DESCRIPTION OF THE TASK: Omit all images. Transcribe the rest of the material below exactly.

○ ○ ○ ○

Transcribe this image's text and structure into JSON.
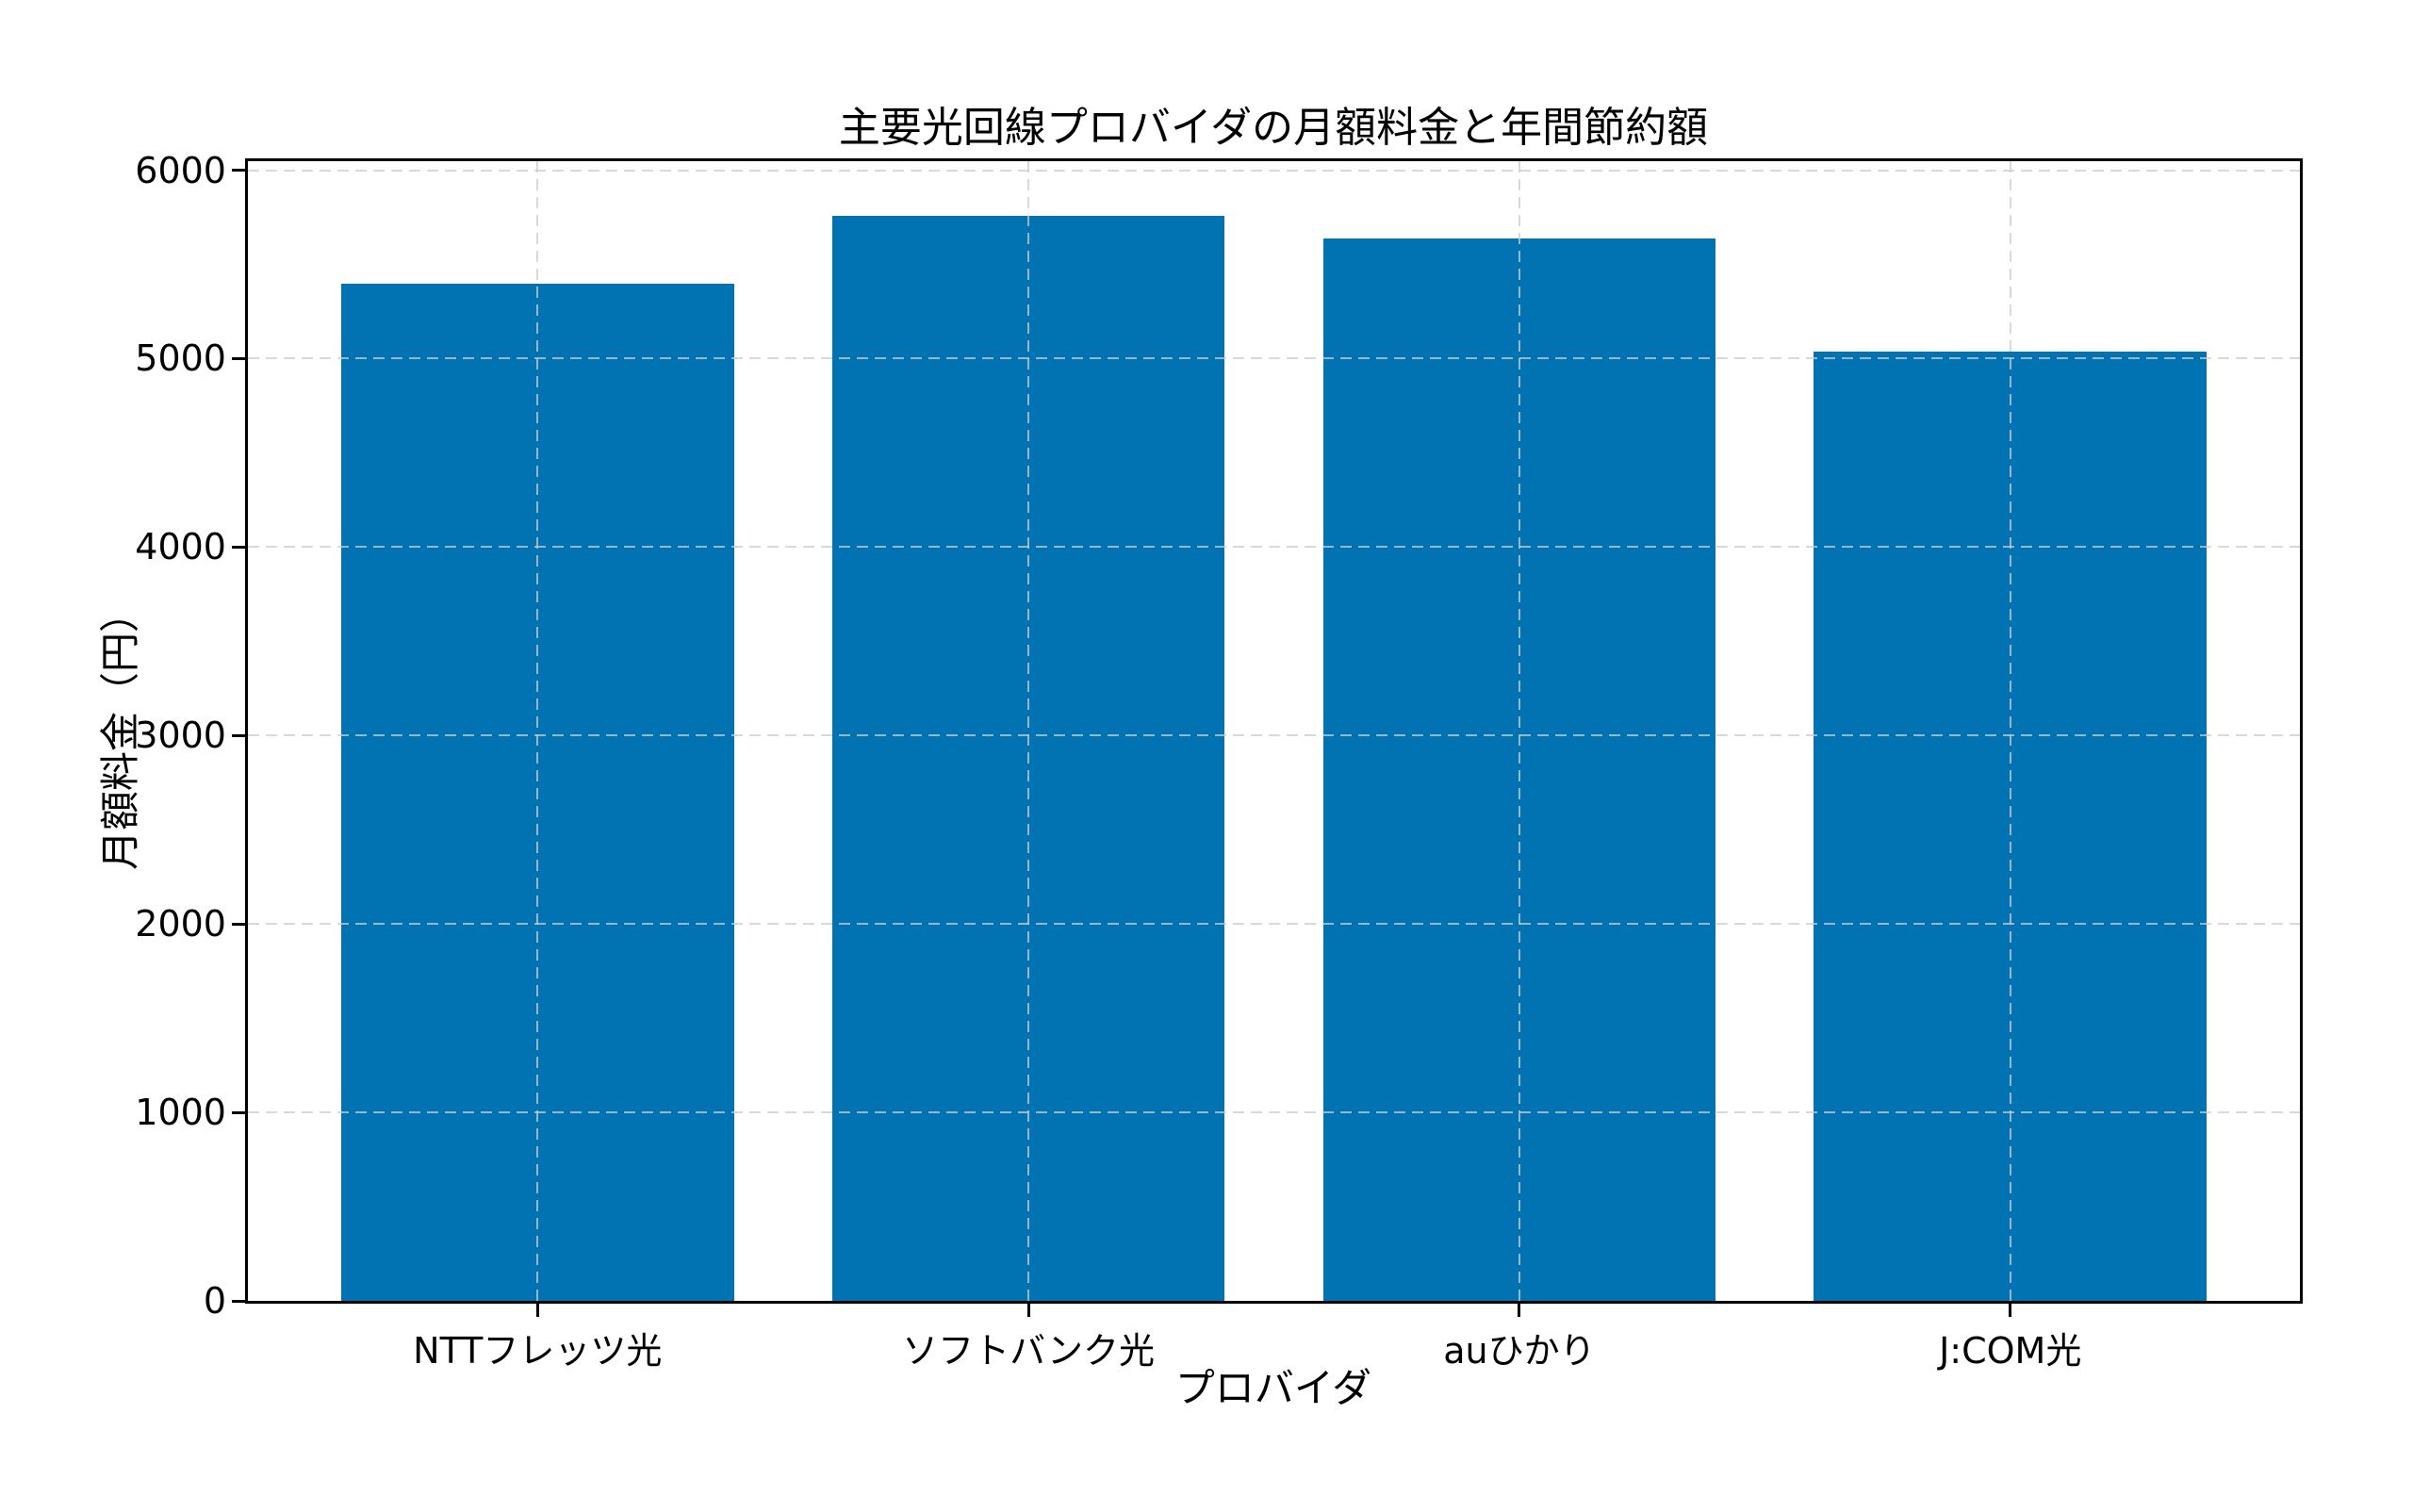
{
  "chart_data": {
    "type": "bar",
    "title": "主要光回線プロバイダの月額料金と年間節約額",
    "xlabel": "プロバイダ",
    "ylabel": "月額料金（円）",
    "categories": [
      "NTTフレッツ光",
      "ソフトバンク光",
      "auひかり",
      "J:COM光"
    ],
    "values": [
      5400,
      5760,
      5640,
      5040
    ],
    "yticks": [
      0,
      1000,
      2000,
      3000,
      4000,
      5000,
      6000
    ],
    "ylim": [
      0,
      6048
    ],
    "grid": true,
    "grid_linestyle": "dashed",
    "grid_axes": "both",
    "grid_over_bars": true,
    "legend_position": "none",
    "bar_color": "#0173b2",
    "grid_color": "#cccccc",
    "axis_color": "#000000",
    "text_color": "#000000",
    "background_color": "#ffffff"
  }
}
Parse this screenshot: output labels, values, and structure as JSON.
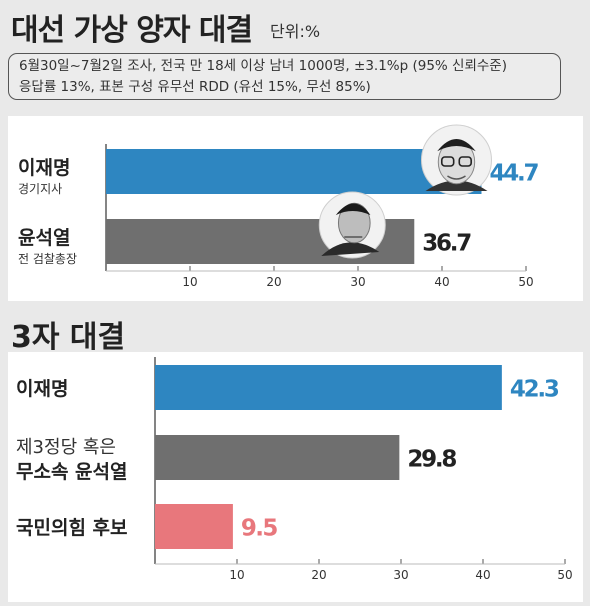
{
  "header": {
    "title": "대선 가상 양자 대결",
    "unit": "단위:%"
  },
  "note": {
    "line1": "6월30일~7월2일 조사, 전국 만 18세 이상 남녀 1000명, ±3.1%p (95% 신뢰수준)",
    "line2": "응답률 13%, 표본 구성 유무선 RDD (유선 15%, 무선 85%)"
  },
  "section2": {
    "title": "3자 대결"
  },
  "colors": {
    "blue": "#2e86c1",
    "gray": "#6f6f6f",
    "pink": "#e8777c"
  },
  "chart_data": [
    {
      "type": "bar",
      "orientation": "horizontal",
      "title": "대선 가상 양자 대결",
      "categories": [
        "이재명",
        "윤석열"
      ],
      "sublabels": [
        "경기지사",
        "전 검찰총장"
      ],
      "values": [
        44.7,
        36.7
      ],
      "value_labels": [
        "44.7",
        "36.7"
      ],
      "colors": [
        "#2e86c1",
        "#6f6f6f"
      ],
      "xlim": [
        0,
        50
      ],
      "xticks": [
        "10",
        "20",
        "30",
        "40",
        "50"
      ],
      "portraits": [
        "portrait-lee",
        "portrait-yoon"
      ]
    },
    {
      "type": "bar",
      "orientation": "horizontal",
      "title": "3자 대결",
      "categories": [
        [
          "이재명"
        ],
        [
          "제3정당 혹은",
          "무소속 윤석열"
        ],
        [
          "국민의힘 후보"
        ]
      ],
      "values": [
        42.3,
        29.8,
        9.5
      ],
      "value_labels": [
        "42.3",
        "29.8",
        "9.5"
      ],
      "colors": [
        "#2e86c1",
        "#6f6f6f",
        "#e8777c"
      ],
      "xlim": [
        0,
        50
      ],
      "xticks": [
        "10",
        "20",
        "30",
        "40",
        "50"
      ]
    }
  ]
}
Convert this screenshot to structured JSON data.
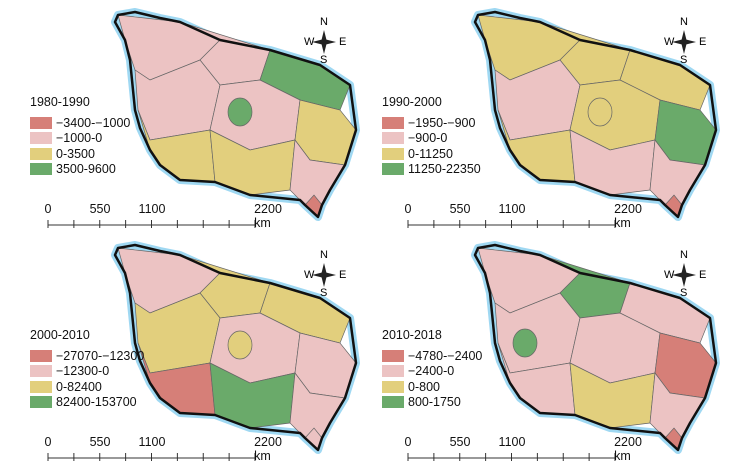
{
  "figure": {
    "scale_labels": [
      "0",
      "550",
      "1100",
      "2200 km"
    ],
    "compass": {
      "n": "N",
      "s": "S",
      "e": "E",
      "w": "W"
    },
    "panels": [
      {
        "title": "1980-1990",
        "legend": [
          "−3400-−1000",
          "−1000-0",
          "0-3500",
          "3500-9600"
        ],
        "region_classes": [
          1,
          1,
          3,
          1,
          1,
          2,
          2,
          2,
          1
        ],
        "blob_class": 3,
        "tip_class": 0
      },
      {
        "title": "1990-2000",
        "legend": [
          "−1950-−900",
          "−900-0",
          "0-11250",
          "11250-22350"
        ],
        "region_classes": [
          2,
          2,
          2,
          1,
          2,
          3,
          2,
          1,
          1
        ],
        "blob_class": 2,
        "tip_class": 0
      },
      {
        "title": "2000-2010",
        "legend": [
          "−27070-−12300",
          "−12300-0",
          "0-82400",
          "82400-153700"
        ],
        "region_classes": [
          1,
          2,
          2,
          2,
          1,
          1,
          0,
          3,
          1
        ],
        "blob_class": 2,
        "tip_class": 1
      },
      {
        "title": "2010-2018",
        "legend": [
          "−4780-−2400",
          "−2400-0",
          "0-800",
          "800-1750"
        ],
        "region_classes": [
          1,
          3,
          1,
          1,
          1,
          0,
          1,
          2,
          1
        ],
        "blob_class": 3,
        "tip_class": 0
      }
    ],
    "class_colors": [
      "#d67f78",
      "#ecc3c3",
      "#e2cf7d",
      "#6aaa6a"
    ]
  }
}
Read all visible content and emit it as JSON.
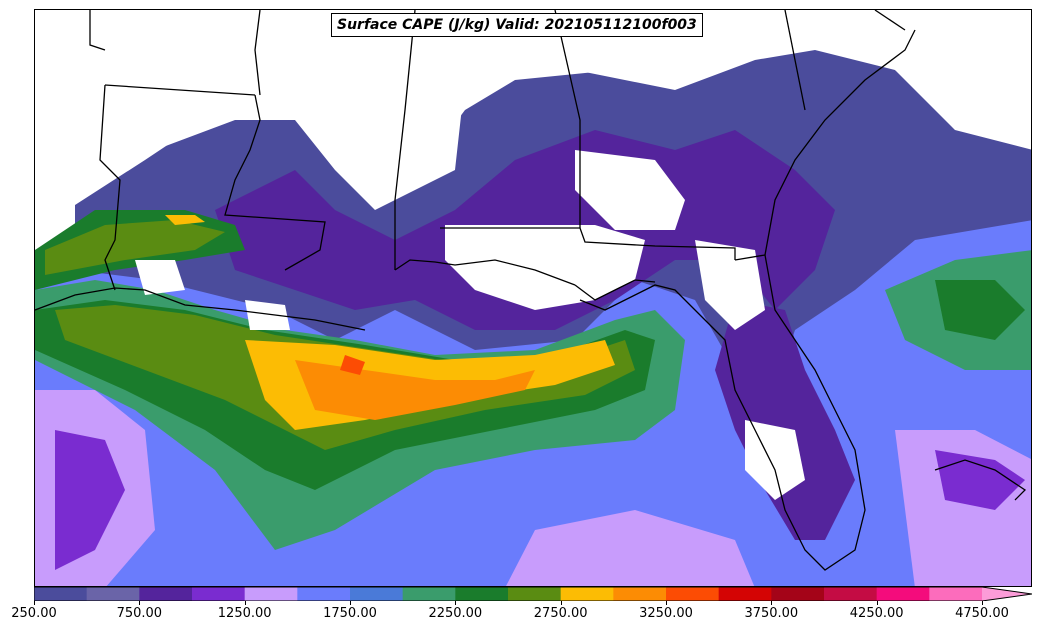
{
  "title": "Surface CAPE (J/kg) Valid: 202105112100f003",
  "colorbar": {
    "levels_start": 250,
    "levels_step": 250,
    "colors": [
      "#4b4c9c",
      "#6a64a8",
      "#54249c",
      "#7a2cd0",
      "#c89cfc",
      "#6a7cfc",
      "#4a7ad8",
      "#3a9c6c",
      "#1a7c2c",
      "#5a8c12",
      "#fcbc04",
      "#fc8c04",
      "#fc4c04",
      "#d40404",
      "#a40418",
      "#c40c44",
      "#f40c7c",
      "#fc6cbc"
    ],
    "extend_color": "#fc9cd8",
    "tick_labels": [
      "250.00",
      "750.00",
      "1250.00",
      "1750.00",
      "2250.00",
      "2750.00",
      "3250.00",
      "3750.00",
      "4250.00",
      "4750.00"
    ]
  },
  "colors": {
    "frame": "#000000",
    "background": "#ffffff",
    "land_lines": "#000000"
  }
}
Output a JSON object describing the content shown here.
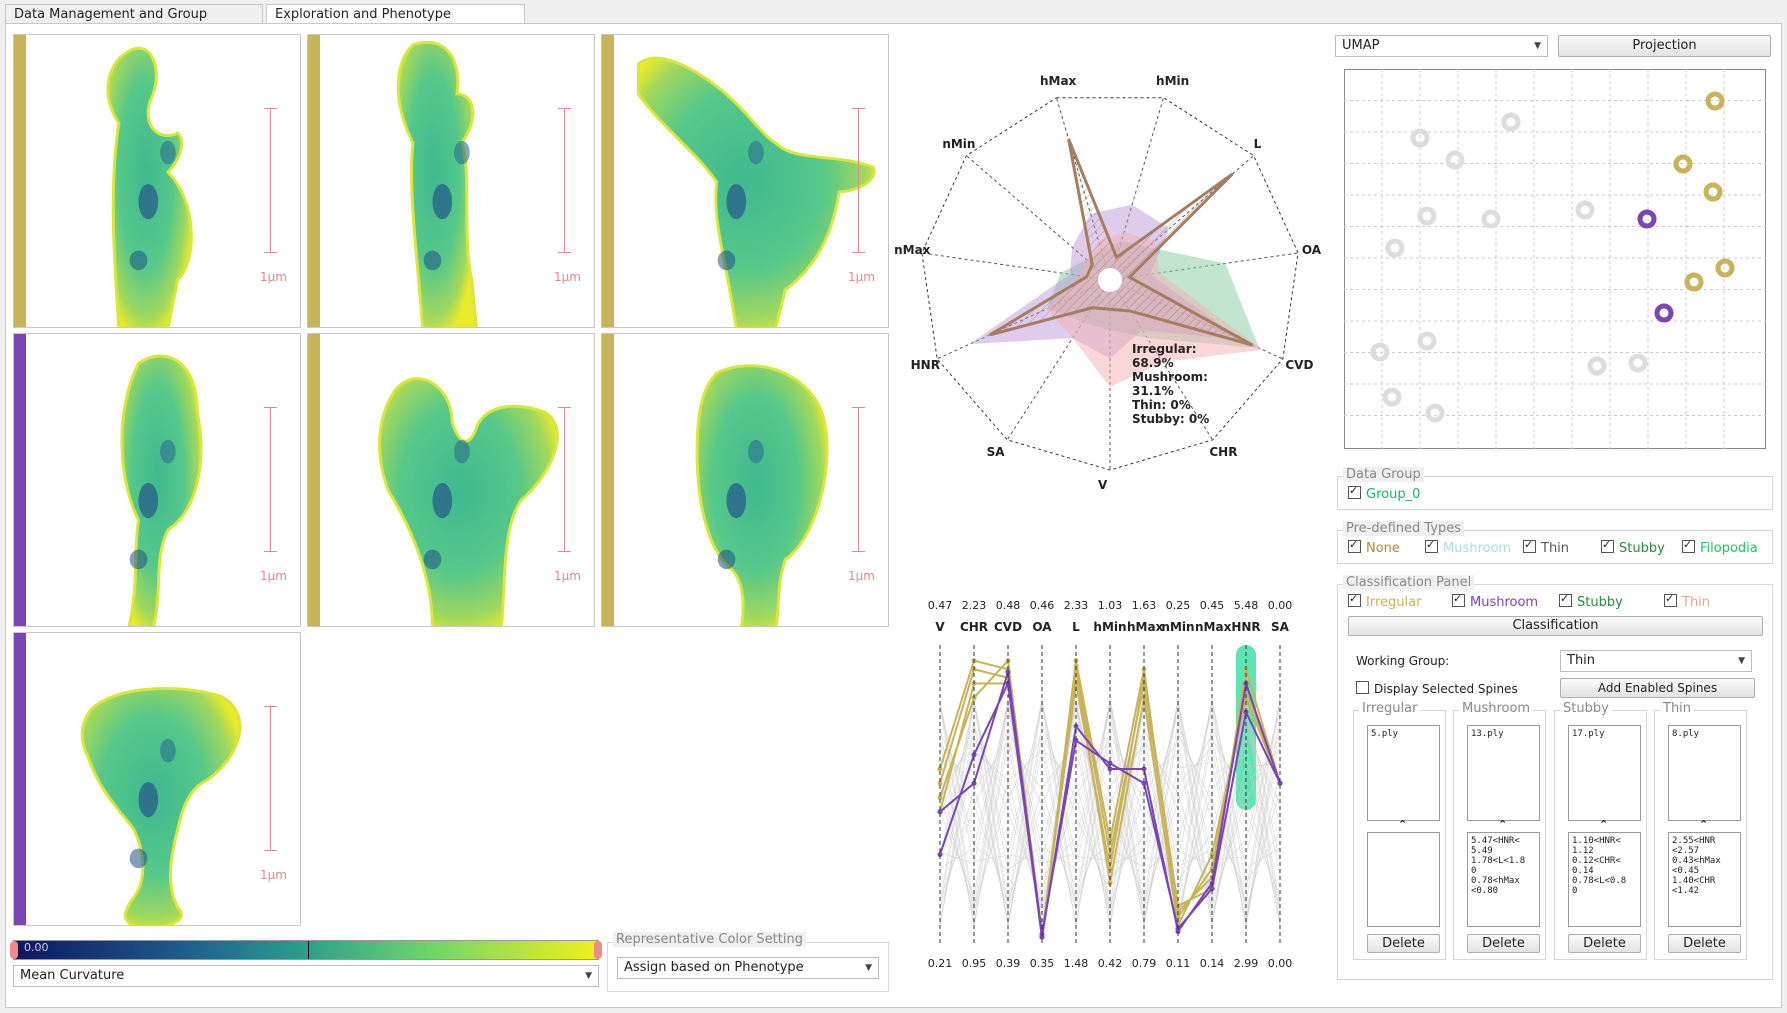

○ ○ ○ ○

REPLY TO THE EXERCISE:
Transcribe this image's text and structure into JSON.
{
  "chart_data": {
    "type": "bar",
    "title": "主要光回線プロバイダの月額料金と年間節約額",
    "xlabel": "プロバイダ",
    "ylabel": "月額料金（円）",
    "categories": [
      "NTTフレッツ光",
      "ソフトバンク光",
      "auひかり",
      "J:COM光"
    ],
    "values": [
      5400,
      5760,
      5640,
      5040
    ],
    "yticks": [
      0,
      1000,
      2000,
      3000,
      4000,
      5000,
      6000
    ],
    "ylim": [
      0,
      6048
    ],
    "grid": true,
    "grid_linestyle": "dashed",
    "grid_axes": "both",
    "grid_over_bars": true,
    "legend_position": "none",
    "bar_color": "#0173b2",
    "grid_color": "#cccccc",
    "axis_color": "#000000",
    "text_color": "#000000",
    "background_color": "#ffffff"
  }
}
Parse this screenshot: output labels, values, and structure as JSON.
{
  "header": {
    "title": "대선 가상 양자 대결",
    "unit": "단위:%"
  },
  "note": {
    "line1": "6월30일~7월2일 조사, 전국 만 18세 이상 남녀 1000명, ±3.1%p (95% 신뢰수준)",
    "line2": "응답률 13%, 표본 구성 유무선 RDD (유선 15%, 무선 85%)"
  },
  "section2": {
    "title": "3자 대결"
  },
  "colors": {
    "blue": "#2e86c1",
    "gray": "#6f6f6f",
    "pink": "#e8777c"
  },
  "chart_data": [
    {
      "type": "bar",
      "orientation": "horizontal",
      "title": "대선 가상 양자 대결",
      "categories": [
        "이재명",
        "윤석열"
      ],
      "sublabels": [
        "경기지사",
        "전 검찰총장"
      ],
      "values": [
        44.7,
        36.7
      ],
      "value_labels": [
        "44.7",
        "36.7"
      ],
      "colors": [
        "#2e86c1",
        "#6f6f6f"
      ],
      "xlim": [
        0,
        50
      ],
      "xticks": [
        "10",
        "20",
        "30",
        "40",
        "50"
      ],
      "portraits": [
        "portrait-lee",
        "portrait-yoon"
      ]
    },
    {
      "type": "bar",
      "orientation": "horizontal",
      "title": "3자 대결",
      "categories": [
        [
          "이재명"
        ],
        [
          "제3정당 혹은",
          "무소속 윤석열"
        ],
        [
          "국민의힘 후보"
        ]
      ],
      "values": [
        42.3,
        29.8,
        9.5
      ],
      "value_labels": [
        "42.3",
        "29.8",
        "9.5"
      ],
      "colors": [
        "#2e86c1",
        "#6f6f6f",
        "#e8777c"
      ],
      "xlim": [
        0,
        50
      ],
      "xticks": [
        "10",
        "20",
        "30",
        "40",
        "50"
      ]
    }
  ]
}
Convert this screenshot to structured JSON data.
{
  "figure": {
    "scale_labels": [
      "0",
      "550",
      "1100",
      "2200 km"
    ],
    "compass": {
      "n": "N",
      "s": "S",
      "e": "E",
      "w": "W"
    },
    "panels": [
      {
        "title": "1980-1990",
        "legend": [
          "−3400-−1000",
          "−1000-0",
          "0-3500",
          "3500-9600"
        ],
        "region_classes": [
          1,
          1,
          3,
          1,
          1,
          2,
          2,
          2,
          1
        ],
        "blob_class": 3,
        "tip_class": 0
      },
      {
        "title": "1990-2000",
        "legend": [
          "−1950-−900",
          "−900-0",
          "0-11250",
          "11250-22350"
        ],
        "region_classes": [
          2,
          2,
          2,
          1,
          2,
          3,
          2,
          1,
          1
        ],
        "blob_class": 2,
        "tip_class": 0
      },
      {
        "title": "2000-2010",
        "legend": [
          "−27070-−12300",
          "−12300-0",
          "0-82400",
          "82400-153700"
        ],
        "region_classes": [
          1,
          2,
          2,
          2,
          1,
          1,
          0,
          3,
          1
        ],
        "blob_class": 2,
        "tip_class": 1
      },
      {
        "title": "2010-2018",
        "legend": [
          "−4780-−2400",
          "−2400-0",
          "0-800",
          "800-1750"
        ],
        "region_classes": [
          1,
          3,
          1,
          1,
          1,
          0,
          1,
          2,
          1
        ],
        "blob_class": 3,
        "tip_class": 0
      }
    ],
    "class_colors": [
      "#d67f78",
      "#ecc3c3",
      "#e2cf7d",
      "#6aaa6a"
    ]
  }
}
Read all visible content and emit it as JSON.
{
  "title": "Surface CAPE (J/kg) Valid: 202105112100f003",
  "colorbar": {
    "levels_start": 250,
    "levels_step": 250,
    "colors": [
      "#4b4c9c",
      "#6a64a8",
      "#54249c",
      "#7a2cd0",
      "#c89cfc",
      "#6a7cfc",
      "#4a7ad8",
      "#3a9c6c",
      "#1a7c2c",
      "#5a8c12",
      "#fcbc04",
      "#fc8c04",
      "#fc4c04",
      "#d40404",
      "#a40418",
      "#c40c44",
      "#f40c7c",
      "#fc6cbc"
    ],
    "extend_color": "#fc9cd8",
    "tick_labels": [
      "250.00",
      "750.00",
      "1250.00",
      "1750.00",
      "2250.00",
      "2750.00",
      "3250.00",
      "3750.00",
      "4250.00",
      "4750.00"
    ]
  },
  "colors": {
    "frame": "#000000",
    "background": "#ffffff",
    "land_lines": "#000000"
  }
}
Output a JSON object describing the content shown here.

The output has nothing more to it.